→ OBJECTIVE
Output nothing but the number of lines that include the word "this".
----- EXTRACTED RECORDS
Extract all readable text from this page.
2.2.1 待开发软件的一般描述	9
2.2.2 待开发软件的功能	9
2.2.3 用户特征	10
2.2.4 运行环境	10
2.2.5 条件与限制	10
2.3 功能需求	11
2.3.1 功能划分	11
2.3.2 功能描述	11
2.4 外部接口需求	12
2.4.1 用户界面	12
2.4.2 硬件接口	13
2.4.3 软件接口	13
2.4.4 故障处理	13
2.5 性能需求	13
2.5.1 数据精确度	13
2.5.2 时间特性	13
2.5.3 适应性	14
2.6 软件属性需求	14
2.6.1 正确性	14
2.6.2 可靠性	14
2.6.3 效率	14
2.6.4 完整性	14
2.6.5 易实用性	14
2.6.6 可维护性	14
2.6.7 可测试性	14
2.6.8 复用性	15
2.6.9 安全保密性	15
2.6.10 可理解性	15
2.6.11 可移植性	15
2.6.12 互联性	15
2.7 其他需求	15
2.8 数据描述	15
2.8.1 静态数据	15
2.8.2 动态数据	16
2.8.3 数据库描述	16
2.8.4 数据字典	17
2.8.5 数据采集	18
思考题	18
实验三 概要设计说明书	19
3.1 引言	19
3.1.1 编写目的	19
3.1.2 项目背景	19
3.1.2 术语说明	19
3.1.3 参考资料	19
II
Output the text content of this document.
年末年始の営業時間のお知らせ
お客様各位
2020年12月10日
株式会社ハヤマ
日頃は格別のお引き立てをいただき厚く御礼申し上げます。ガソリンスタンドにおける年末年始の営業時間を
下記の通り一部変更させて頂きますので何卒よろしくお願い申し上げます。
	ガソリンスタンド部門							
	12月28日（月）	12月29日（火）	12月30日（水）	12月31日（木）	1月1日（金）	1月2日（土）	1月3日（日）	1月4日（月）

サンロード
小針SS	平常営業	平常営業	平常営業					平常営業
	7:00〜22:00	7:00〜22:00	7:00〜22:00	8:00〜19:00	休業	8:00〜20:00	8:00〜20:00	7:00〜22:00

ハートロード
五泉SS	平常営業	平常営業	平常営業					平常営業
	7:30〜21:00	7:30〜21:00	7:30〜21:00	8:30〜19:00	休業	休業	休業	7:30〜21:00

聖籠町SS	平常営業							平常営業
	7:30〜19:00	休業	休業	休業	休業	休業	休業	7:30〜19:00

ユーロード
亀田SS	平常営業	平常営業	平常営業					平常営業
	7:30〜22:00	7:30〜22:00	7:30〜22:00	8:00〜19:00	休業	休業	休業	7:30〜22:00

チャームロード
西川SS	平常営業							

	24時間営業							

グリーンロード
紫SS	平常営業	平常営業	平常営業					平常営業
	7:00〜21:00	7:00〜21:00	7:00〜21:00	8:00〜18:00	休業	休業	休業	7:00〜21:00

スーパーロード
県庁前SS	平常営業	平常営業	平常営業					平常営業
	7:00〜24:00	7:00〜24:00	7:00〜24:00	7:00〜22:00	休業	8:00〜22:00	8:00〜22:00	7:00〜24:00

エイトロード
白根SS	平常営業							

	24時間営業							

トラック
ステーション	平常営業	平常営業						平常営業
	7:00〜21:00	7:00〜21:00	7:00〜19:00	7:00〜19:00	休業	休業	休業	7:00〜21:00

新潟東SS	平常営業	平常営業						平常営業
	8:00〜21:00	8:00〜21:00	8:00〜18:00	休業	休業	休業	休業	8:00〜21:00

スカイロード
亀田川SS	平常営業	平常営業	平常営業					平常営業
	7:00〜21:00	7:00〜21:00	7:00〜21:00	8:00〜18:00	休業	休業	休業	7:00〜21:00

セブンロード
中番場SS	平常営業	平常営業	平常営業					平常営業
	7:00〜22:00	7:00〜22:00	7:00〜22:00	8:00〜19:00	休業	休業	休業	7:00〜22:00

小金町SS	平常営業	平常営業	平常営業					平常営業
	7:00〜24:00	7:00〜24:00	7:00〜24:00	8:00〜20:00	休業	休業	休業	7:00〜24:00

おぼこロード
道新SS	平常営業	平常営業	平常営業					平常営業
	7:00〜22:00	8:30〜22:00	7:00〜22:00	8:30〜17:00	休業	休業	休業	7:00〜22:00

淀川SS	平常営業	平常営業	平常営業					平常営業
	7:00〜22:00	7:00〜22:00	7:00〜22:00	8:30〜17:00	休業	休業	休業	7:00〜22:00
----------
→ TASK ANSWER
2